**The task:** Copy each line of the data below with the word "minima".

Extracted records:
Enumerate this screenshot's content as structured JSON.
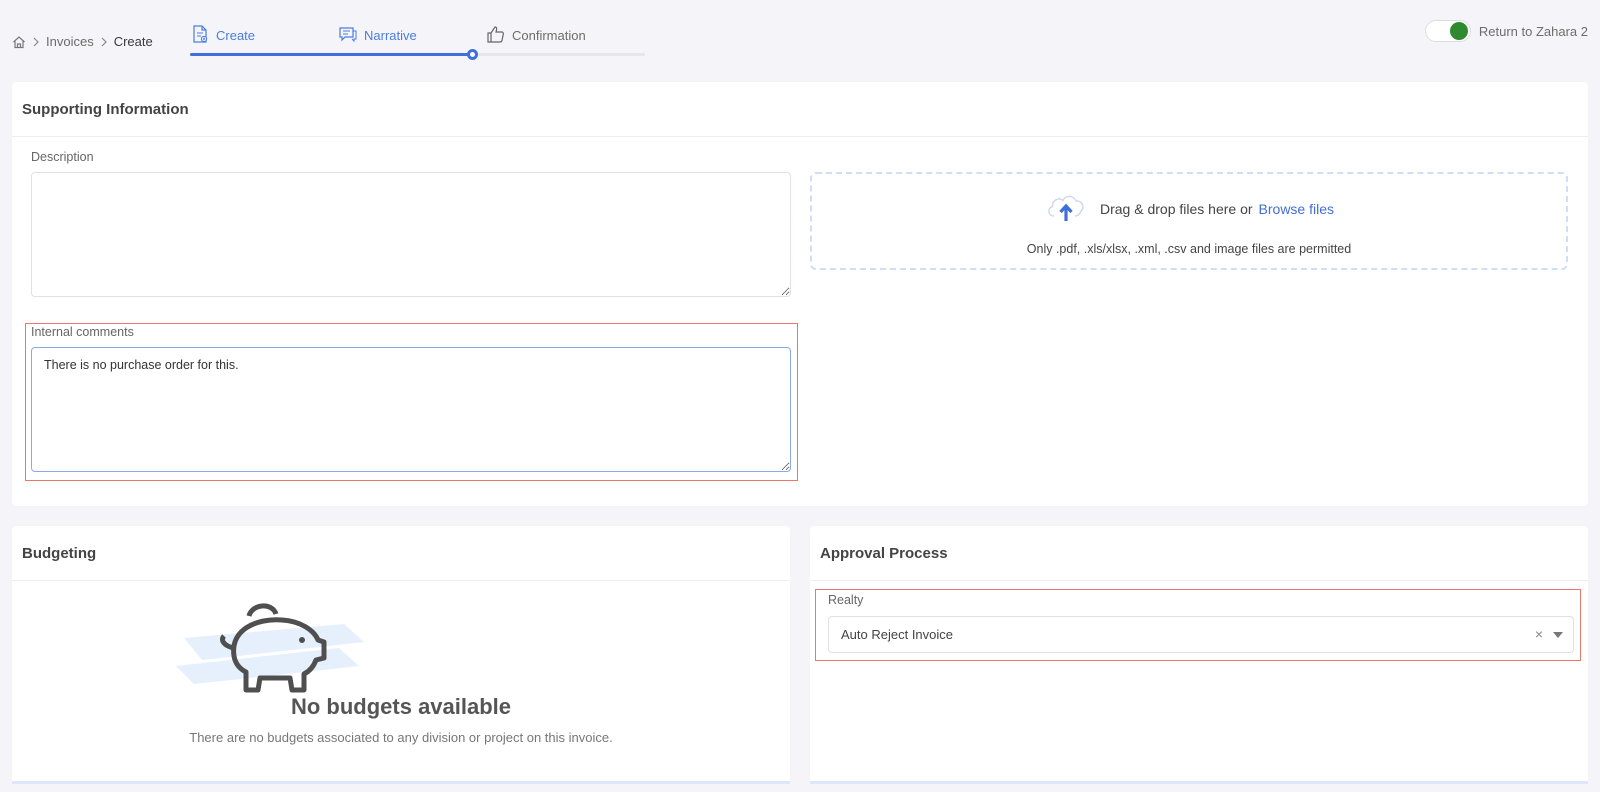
{
  "breadcrumb": {
    "items": [
      "Invoices",
      "Create"
    ]
  },
  "steps": [
    {
      "label": "Create",
      "state": "active"
    },
    {
      "label": "Narrative",
      "state": "active"
    },
    {
      "label": "Confirmation",
      "state": "idle"
    }
  ],
  "progress": {
    "fraction": 0.62
  },
  "toggle": {
    "label": "Return to Zahara 2",
    "on": true
  },
  "supporting": {
    "title": "Supporting Information",
    "description": {
      "label": "Description",
      "value": ""
    },
    "internal_comments": {
      "label": "Internal comments",
      "value": "There is no purchase order for this. "
    },
    "dropzone": {
      "text": "Drag & drop files here or",
      "link": "Browse files",
      "note": "Only .pdf, .xls/xlsx, .xml, .csv and image files are permitted"
    }
  },
  "budgeting": {
    "title": "Budgeting",
    "empty_title": "No budgets available",
    "empty_text": "There are no budgets associated to any division or project on this invoice."
  },
  "approval": {
    "title": "Approval Process",
    "field_label": "Realty",
    "selected": "Auto Reject Invoice",
    "clear": "×"
  },
  "colors": {
    "accent": "#3f6fd8",
    "highlight": "#e8776e",
    "toggle_on": "#2f8a2f"
  }
}
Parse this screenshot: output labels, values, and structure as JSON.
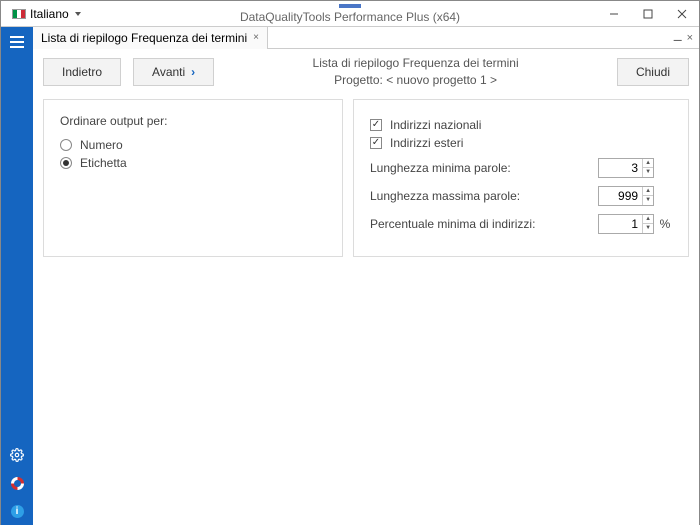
{
  "titlebar": {
    "language": "Italiano",
    "appTitle": "DataQualityTools Performance Plus (x64)"
  },
  "tab": {
    "title": "Lista di riepilogo Frequenza dei termini"
  },
  "tabStrip": {
    "pin": "⚊",
    "close": "×"
  },
  "page": {
    "backLabel": "Indietro",
    "nextLabel": "Avanti",
    "closeLabel": "Chiudi",
    "headerLine1": "Lista di riepilogo Frequenza dei termini",
    "headerLine2": "Progetto: < nuovo progetto 1 >"
  },
  "sortPanel": {
    "title": "Ordinare output per:",
    "options": {
      "number": "Numero",
      "label": "Etichetta"
    },
    "selected": "label"
  },
  "addressPanel": {
    "national": {
      "label": "Indirizzi nazionali",
      "checked": true
    },
    "foreign": {
      "label": "Indirizzi esteri",
      "checked": true
    },
    "minLenLabel": "Lunghezza minima parole:",
    "minLenValue": "3",
    "maxLenLabel": "Lunghezza massima parole:",
    "maxLenValue": "999",
    "minPctLabel": "Percentuale minima di indirizzi:",
    "minPctValue": "1",
    "pctSuffix": "%"
  },
  "sidebar": {
    "infoGlyph": "i"
  }
}
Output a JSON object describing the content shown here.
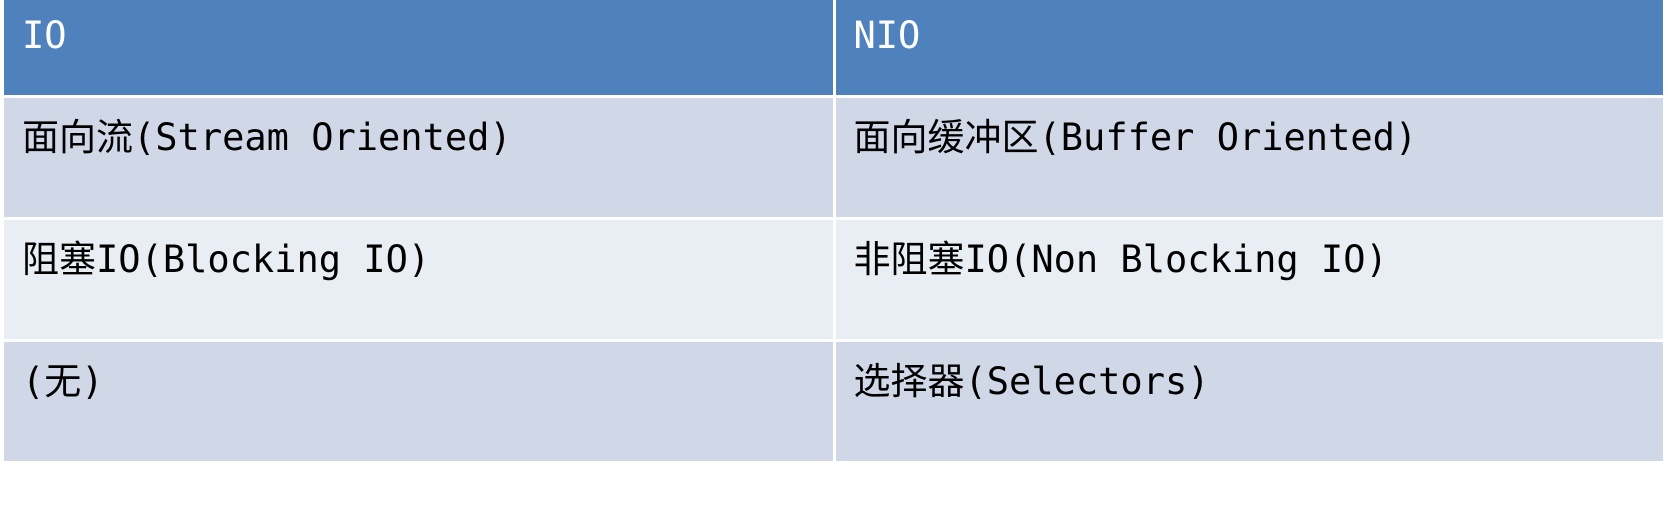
{
  "table": {
    "headers": [
      "IO",
      "NIO"
    ],
    "rows": [
      [
        "面向流(Stream Oriented)",
        "面向缓冲区(Buffer Oriented)"
      ],
      [
        "阻塞IO(Blocking IO)",
        "非阻塞IO(Non Blocking IO)"
      ],
      [
        "(无)",
        "选择器(Selectors)"
      ]
    ]
  },
  "colors": {
    "header_bg": "#4f81bd",
    "row_odd_bg": "#d0d8e8",
    "row_even_bg": "#e9edf4",
    "header_text": "#ffffff",
    "body_text": "#000000"
  }
}
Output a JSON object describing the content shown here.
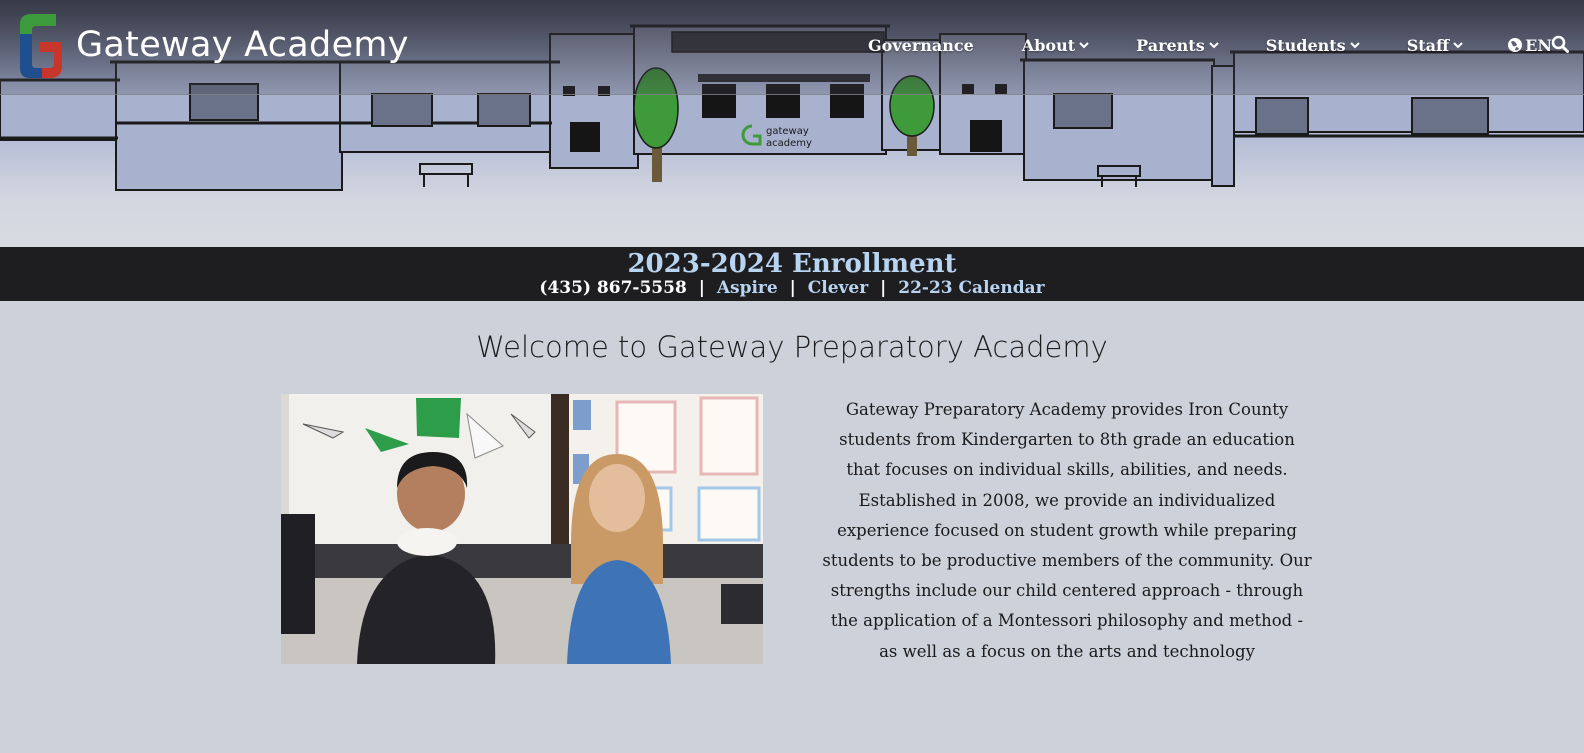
{
  "header": {
    "brand_name": "Gateway Academy",
    "logo_icon": "gateway-g-logo",
    "nav": [
      {
        "label": "Governance",
        "has_dropdown": false
      },
      {
        "label": "About",
        "has_dropdown": true
      },
      {
        "label": "Parents",
        "has_dropdown": true
      },
      {
        "label": "Students",
        "has_dropdown": true
      },
      {
        "label": "Staff",
        "has_dropdown": true
      }
    ],
    "language": "EN",
    "search_icon": "search-icon"
  },
  "hero": {
    "building_sign": [
      "gateway",
      "academy"
    ]
  },
  "enrollment": {
    "title": "2023-2024 Enrollment",
    "phone": "(435) 867-5558",
    "links": [
      "Aspire",
      "Clever",
      "22-23 Calendar"
    ],
    "separator": "|"
  },
  "main": {
    "heading": "Welcome to Gateway Preparatory Academy",
    "description": "Gateway Preparatory Academy provides Iron County students from Kindergarten to 8th grade an education that focuses on individual skills, abilities, and needs. Established in 2008, we provide an individualized experience focused on student growth while preparing students to be productive members of the community. Our strengths include our child centered approach - through the application of a Montessori philosophy and method - as well as a focus on the arts and technology"
  },
  "colors": {
    "page_bg": "#cdd1da",
    "bar_bg": "#1e1e20",
    "link_accent": "#b8d4f1",
    "logo_green": "#3d9a3d",
    "logo_blue": "#1f4f8f",
    "logo_red": "#c8352b"
  }
}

**Correct answer:**
    "minLenLabel": "Lunghezza minima parole:",
    "minPctLabel": "Percentuale minima di indirizzi:",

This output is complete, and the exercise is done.